## SHORT TASK
Look through the data below. Show each line where the string "regime" occurs.

## DATA PROVIDED
▬▬▬

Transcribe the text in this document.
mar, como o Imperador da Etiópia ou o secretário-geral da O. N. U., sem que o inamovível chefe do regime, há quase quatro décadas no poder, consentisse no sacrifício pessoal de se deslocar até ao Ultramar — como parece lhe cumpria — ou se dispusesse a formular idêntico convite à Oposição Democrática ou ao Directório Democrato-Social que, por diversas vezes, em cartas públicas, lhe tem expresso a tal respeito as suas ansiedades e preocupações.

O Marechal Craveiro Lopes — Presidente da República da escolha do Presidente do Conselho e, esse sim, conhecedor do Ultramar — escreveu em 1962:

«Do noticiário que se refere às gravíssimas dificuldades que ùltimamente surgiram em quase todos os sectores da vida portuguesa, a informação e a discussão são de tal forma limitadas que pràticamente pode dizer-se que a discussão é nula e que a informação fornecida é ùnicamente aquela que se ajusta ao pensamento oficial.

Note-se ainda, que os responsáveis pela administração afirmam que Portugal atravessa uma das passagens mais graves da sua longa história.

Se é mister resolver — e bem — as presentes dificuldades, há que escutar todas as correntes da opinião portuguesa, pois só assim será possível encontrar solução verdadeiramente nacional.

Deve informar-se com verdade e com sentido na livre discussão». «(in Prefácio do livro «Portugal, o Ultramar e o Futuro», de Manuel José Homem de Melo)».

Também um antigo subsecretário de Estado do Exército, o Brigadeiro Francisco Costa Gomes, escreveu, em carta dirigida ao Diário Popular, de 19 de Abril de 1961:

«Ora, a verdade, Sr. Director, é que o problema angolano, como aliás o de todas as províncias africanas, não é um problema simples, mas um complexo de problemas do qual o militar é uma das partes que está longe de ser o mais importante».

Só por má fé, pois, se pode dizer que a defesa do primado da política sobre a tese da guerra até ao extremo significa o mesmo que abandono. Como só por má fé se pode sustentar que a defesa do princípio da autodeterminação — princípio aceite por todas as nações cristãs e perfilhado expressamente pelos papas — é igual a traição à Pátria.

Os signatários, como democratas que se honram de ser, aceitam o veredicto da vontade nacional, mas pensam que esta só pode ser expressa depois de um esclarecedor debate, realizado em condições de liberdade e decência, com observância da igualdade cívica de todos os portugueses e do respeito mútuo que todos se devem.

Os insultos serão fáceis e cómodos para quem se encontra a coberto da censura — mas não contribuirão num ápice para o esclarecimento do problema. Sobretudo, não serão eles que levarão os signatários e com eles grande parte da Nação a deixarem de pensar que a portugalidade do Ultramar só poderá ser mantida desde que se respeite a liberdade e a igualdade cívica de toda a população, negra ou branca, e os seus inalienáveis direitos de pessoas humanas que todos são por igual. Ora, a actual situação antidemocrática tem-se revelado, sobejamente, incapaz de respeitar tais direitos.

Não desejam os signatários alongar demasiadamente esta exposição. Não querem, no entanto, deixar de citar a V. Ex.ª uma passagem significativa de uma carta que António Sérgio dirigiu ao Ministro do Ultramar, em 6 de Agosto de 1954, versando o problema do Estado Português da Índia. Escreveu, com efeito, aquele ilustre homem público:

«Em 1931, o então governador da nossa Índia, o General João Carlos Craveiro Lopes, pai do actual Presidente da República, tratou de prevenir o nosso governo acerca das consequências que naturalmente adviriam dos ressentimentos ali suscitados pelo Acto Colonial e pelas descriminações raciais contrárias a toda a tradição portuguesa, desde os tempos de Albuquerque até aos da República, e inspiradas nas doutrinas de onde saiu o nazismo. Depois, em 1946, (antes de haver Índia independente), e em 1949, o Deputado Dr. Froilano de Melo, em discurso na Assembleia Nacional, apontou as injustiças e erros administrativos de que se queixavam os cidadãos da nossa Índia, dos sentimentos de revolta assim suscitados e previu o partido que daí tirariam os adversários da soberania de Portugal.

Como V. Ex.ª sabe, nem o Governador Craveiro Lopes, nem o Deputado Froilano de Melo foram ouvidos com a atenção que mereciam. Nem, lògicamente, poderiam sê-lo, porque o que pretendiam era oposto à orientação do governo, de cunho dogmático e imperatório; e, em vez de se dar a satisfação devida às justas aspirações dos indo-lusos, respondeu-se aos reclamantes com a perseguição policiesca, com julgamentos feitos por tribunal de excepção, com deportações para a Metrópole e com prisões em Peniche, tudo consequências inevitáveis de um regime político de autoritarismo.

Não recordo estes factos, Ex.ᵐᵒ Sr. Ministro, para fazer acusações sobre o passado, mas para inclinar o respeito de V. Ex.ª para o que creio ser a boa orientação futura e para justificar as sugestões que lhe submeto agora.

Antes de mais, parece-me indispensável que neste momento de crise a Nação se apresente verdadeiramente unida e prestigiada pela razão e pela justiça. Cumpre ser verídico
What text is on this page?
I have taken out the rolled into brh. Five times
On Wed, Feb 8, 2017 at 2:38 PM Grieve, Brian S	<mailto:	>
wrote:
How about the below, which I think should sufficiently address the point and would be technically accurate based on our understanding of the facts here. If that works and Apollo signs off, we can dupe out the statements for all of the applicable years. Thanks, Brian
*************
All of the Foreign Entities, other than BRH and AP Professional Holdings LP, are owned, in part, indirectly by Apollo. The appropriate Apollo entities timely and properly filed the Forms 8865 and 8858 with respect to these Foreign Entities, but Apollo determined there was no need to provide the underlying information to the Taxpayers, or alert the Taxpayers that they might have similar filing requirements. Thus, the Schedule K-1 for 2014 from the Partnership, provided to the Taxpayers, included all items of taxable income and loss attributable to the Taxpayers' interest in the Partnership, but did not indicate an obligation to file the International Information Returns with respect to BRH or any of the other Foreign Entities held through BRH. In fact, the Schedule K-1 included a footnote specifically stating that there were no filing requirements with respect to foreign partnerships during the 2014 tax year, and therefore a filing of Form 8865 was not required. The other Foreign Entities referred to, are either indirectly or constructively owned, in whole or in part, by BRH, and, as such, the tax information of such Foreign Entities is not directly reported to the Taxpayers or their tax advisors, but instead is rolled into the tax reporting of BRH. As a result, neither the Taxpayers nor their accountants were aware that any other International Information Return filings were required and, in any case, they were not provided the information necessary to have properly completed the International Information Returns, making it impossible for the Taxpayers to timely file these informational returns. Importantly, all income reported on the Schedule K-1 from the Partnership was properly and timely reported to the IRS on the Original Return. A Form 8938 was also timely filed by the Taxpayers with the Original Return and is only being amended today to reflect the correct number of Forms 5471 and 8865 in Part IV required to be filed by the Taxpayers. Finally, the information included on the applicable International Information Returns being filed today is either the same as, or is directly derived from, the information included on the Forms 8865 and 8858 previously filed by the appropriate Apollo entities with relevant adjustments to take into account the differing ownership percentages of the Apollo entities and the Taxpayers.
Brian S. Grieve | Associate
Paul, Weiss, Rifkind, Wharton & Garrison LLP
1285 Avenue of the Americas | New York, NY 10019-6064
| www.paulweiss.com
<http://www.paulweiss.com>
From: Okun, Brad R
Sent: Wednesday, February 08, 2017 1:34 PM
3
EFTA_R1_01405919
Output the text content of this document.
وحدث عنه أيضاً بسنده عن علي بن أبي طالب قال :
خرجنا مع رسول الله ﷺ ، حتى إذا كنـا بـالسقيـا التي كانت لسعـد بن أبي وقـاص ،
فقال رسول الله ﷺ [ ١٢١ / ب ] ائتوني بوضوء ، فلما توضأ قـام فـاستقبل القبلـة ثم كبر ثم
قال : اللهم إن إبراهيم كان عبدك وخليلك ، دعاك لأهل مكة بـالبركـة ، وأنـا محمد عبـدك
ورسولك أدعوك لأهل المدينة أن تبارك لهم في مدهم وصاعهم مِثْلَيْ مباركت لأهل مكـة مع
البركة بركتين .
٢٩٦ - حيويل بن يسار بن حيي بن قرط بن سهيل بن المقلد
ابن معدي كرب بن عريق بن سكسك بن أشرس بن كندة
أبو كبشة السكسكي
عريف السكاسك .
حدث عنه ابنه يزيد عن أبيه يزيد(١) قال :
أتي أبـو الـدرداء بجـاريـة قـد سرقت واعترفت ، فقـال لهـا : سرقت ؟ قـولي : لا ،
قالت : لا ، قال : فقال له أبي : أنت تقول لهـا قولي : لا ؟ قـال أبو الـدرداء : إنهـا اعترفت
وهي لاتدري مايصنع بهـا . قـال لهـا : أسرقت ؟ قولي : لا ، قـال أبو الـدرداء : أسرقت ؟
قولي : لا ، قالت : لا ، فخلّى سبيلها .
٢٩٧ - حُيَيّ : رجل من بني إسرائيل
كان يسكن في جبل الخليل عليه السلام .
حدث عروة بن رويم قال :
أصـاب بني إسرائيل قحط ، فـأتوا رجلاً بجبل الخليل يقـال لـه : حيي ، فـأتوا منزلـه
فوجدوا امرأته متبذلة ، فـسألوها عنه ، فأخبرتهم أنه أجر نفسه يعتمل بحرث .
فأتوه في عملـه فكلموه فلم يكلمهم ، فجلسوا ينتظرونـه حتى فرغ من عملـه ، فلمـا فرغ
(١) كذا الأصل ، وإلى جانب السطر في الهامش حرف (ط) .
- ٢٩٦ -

▬▬▬

## THE RESULT
mar, como o Imperador da Etiópia ou o secretário-geral da O. N. U., sem que o inamovível chefe do regime, há quase quatro décadas no poder, consentisse no sacrifício pessoal de se deslocar até ao Ultramar — como parece lhe cumpria — ou se dispusesse a formular idêntico convite à Oposição Democrática ou ao Directório Democrato-Social que, por diversas vezes, em cartas públicas, lhe tem expresso a tal respeito as suas ansiedades e preocupações.
Como V. Ex.ª sabe, nem o Governador Craveiro Lopes, nem o Deputado Froilano de Melo foram ouvidos com a atenção que mereciam. Nem, lògicamente, poderiam sê-lo, porque o que pretendiam era oposto à orientação do governo, de cunho dogmático e imperatório; e, em vez de se dar a satisfação devida às justas aspirações dos indo-lusos, respondeu-se aos reclamantes com a perseguição policiesca, com julgamentos feitos por tribunal de excepção, com deportações para a Metrópole e com prisões em Peniche, tudo consequências inevitáveis de um regime político de autoritarismo.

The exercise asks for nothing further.